◆ **STATED PROBLEM**: The records below hold pictures; please leave those out and retype the rest exactly.

Source records
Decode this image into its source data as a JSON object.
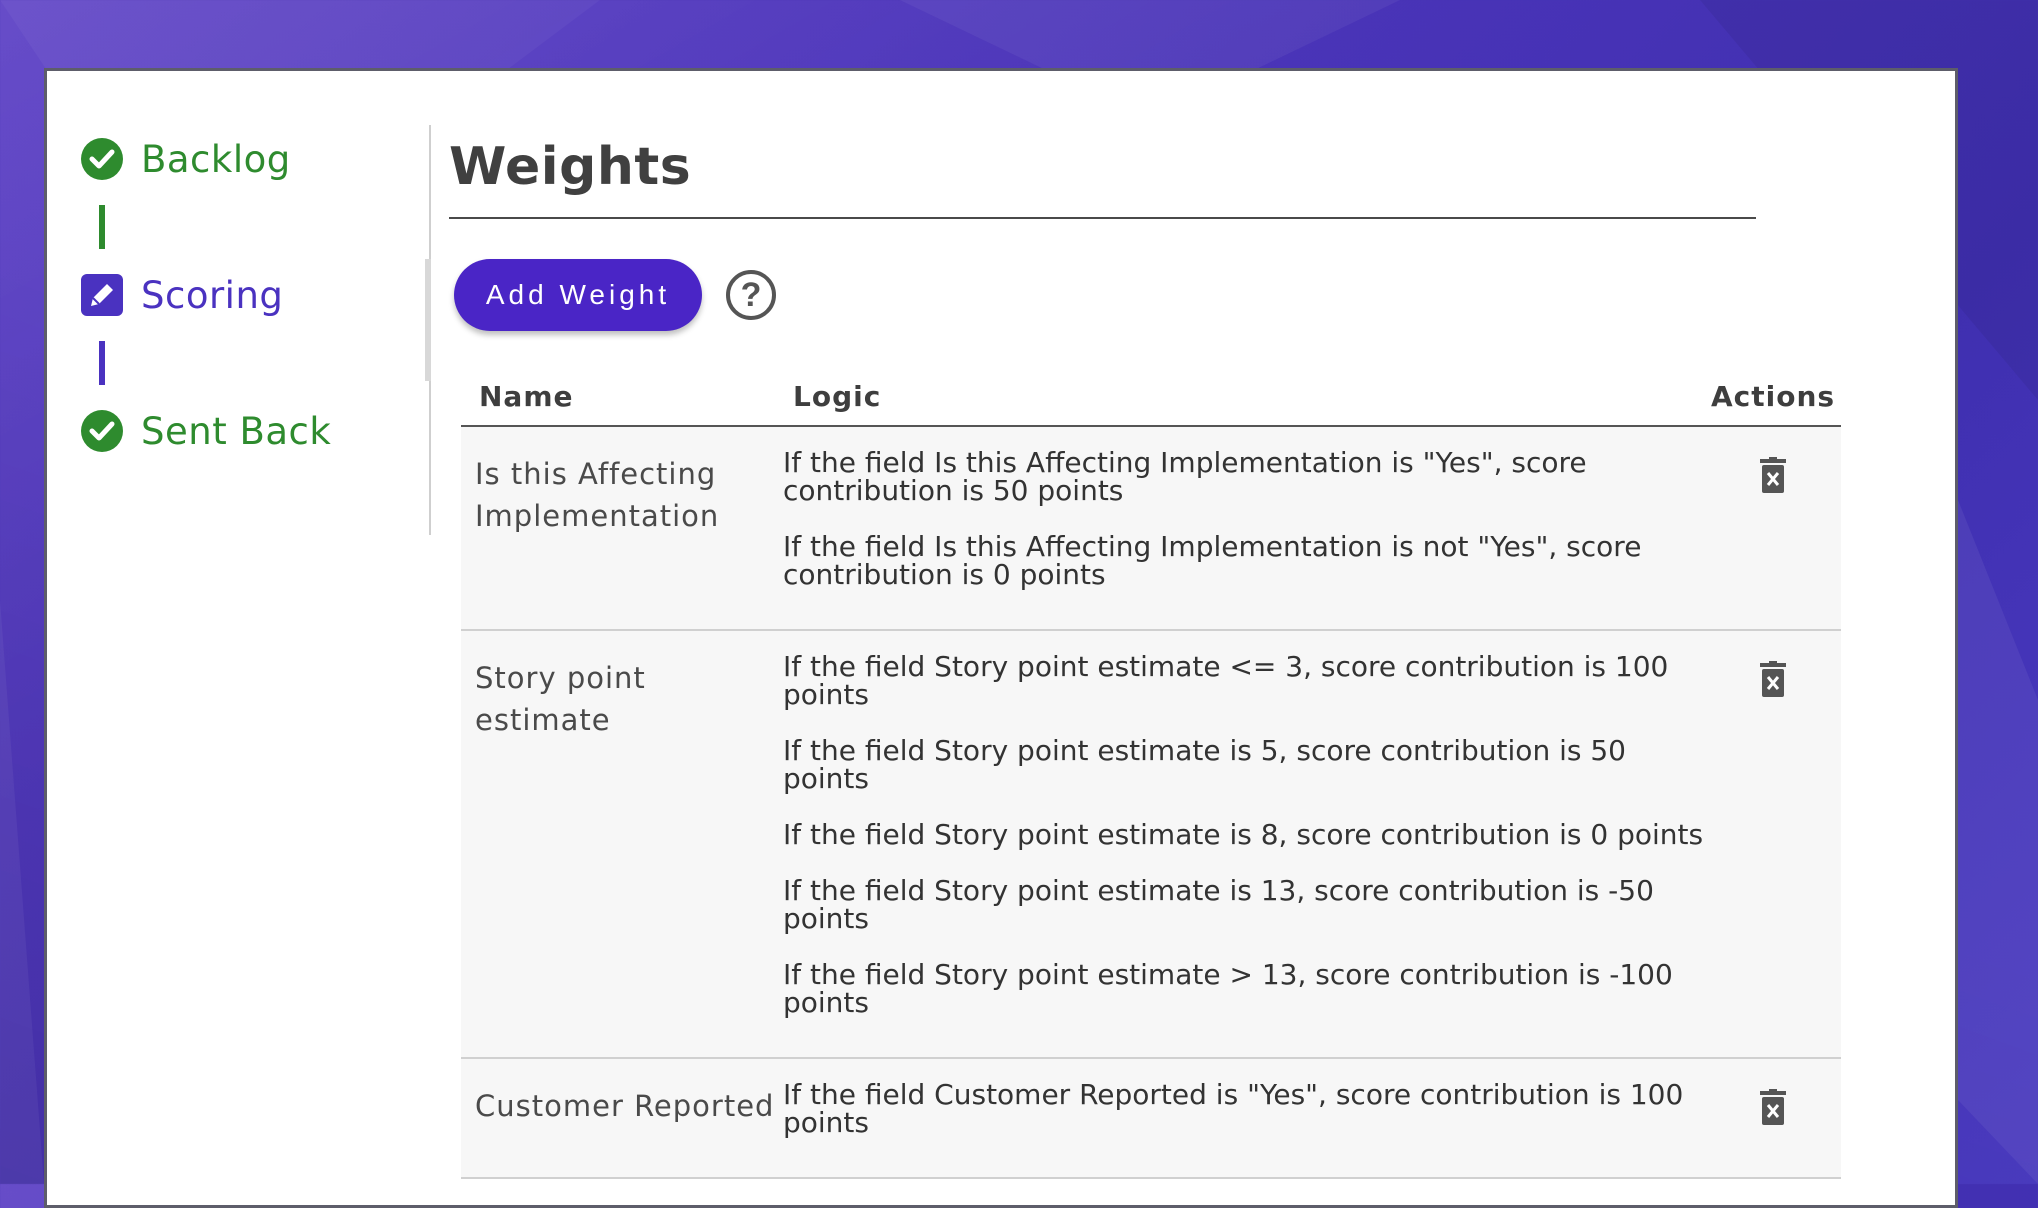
{
  "stepper": {
    "steps": [
      {
        "label": "Backlog",
        "state": "done",
        "icon": "check-circle-icon"
      },
      {
        "label": "Scoring",
        "state": "active",
        "icon": "pencil-icon"
      },
      {
        "label": "Sent Back",
        "state": "done",
        "icon": "check-circle-icon"
      }
    ]
  },
  "page": {
    "title": "Weights",
    "add_button_label": "Add Weight",
    "help_icon": "help-icon",
    "help_glyph": "?"
  },
  "table": {
    "headers": {
      "name": "Name",
      "logic": "Logic",
      "actions": "Actions"
    },
    "rows": [
      {
        "name": "Is this Affecting Implementation",
        "logic": [
          "If the field  Is this Affecting Implementation  is \"Yes\", score contribution is 50 points",
          "If the field  Is this Affecting Implementation is not \"Yes\", score contribution is 0 points"
        ]
      },
      {
        "name": "Story point estimate",
        "logic": [
          "If the field  Story point estimate <= 3, score contribution is 100 points",
          "If the field  Story point estimate  is 5, score contribution is 50 points",
          "If the field  Story point estimate  is 8, score contribution is 0 points",
          "If the field  Story point estimate  is 13, score contribution is -50 points",
          "If the field  Story point estimate  > 13, score contribution is -100 points"
        ]
      },
      {
        "name": "Customer Reported",
        "logic": [
          "If the field  Customer Reported  is \"Yes\", score contribution is 100 points"
        ]
      }
    ]
  },
  "colors": {
    "done": "#2e8b2e",
    "active": "#4a32c0",
    "button": "#4a25c6"
  }
}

◆ **SOLUTION**:
Decode this image into its source data as a JSON object.
{
  "stepper": {
    "steps": [
      {
        "label": "Backlog",
        "state": "done",
        "icon": "check-circle-icon"
      },
      {
        "label": "Scoring",
        "state": "active",
        "icon": "pencil-icon"
      },
      {
        "label": "Sent Back",
        "state": "done",
        "icon": "check-circle-icon"
      }
    ]
  },
  "page": {
    "title": "Weights",
    "add_button_label": "Add Weight",
    "help_icon": "help-icon",
    "help_glyph": "?"
  },
  "table": {
    "headers": {
      "name": "Name",
      "logic": "Logic",
      "actions": "Actions"
    },
    "rows": [
      {
        "name": "Is this Affecting Implementation",
        "logic": [
          "If the field  Is this Affecting Implementation  is \"Yes\", score contribution is 50 points",
          "If the field  Is this Affecting Implementation is not \"Yes\", score contribution is 0 points"
        ]
      },
      {
        "name": "Story point estimate",
        "logic": [
          "If the field  Story point estimate <= 3, score contribution is 100 points",
          "If the field  Story point estimate  is 5, score contribution is 50 points",
          "If the field  Story point estimate  is 8, score contribution is 0 points",
          "If the field  Story point estimate  is 13, score contribution is -50 points",
          "If the field  Story point estimate  > 13, score contribution is -100 points"
        ]
      },
      {
        "name": "Customer Reported",
        "logic": [
          "If the field  Customer Reported  is \"Yes\", score contribution is 100 points"
        ]
      }
    ]
  },
  "colors": {
    "done": "#2e8b2e",
    "active": "#4a32c0",
    "button": "#4a25c6"
  }
}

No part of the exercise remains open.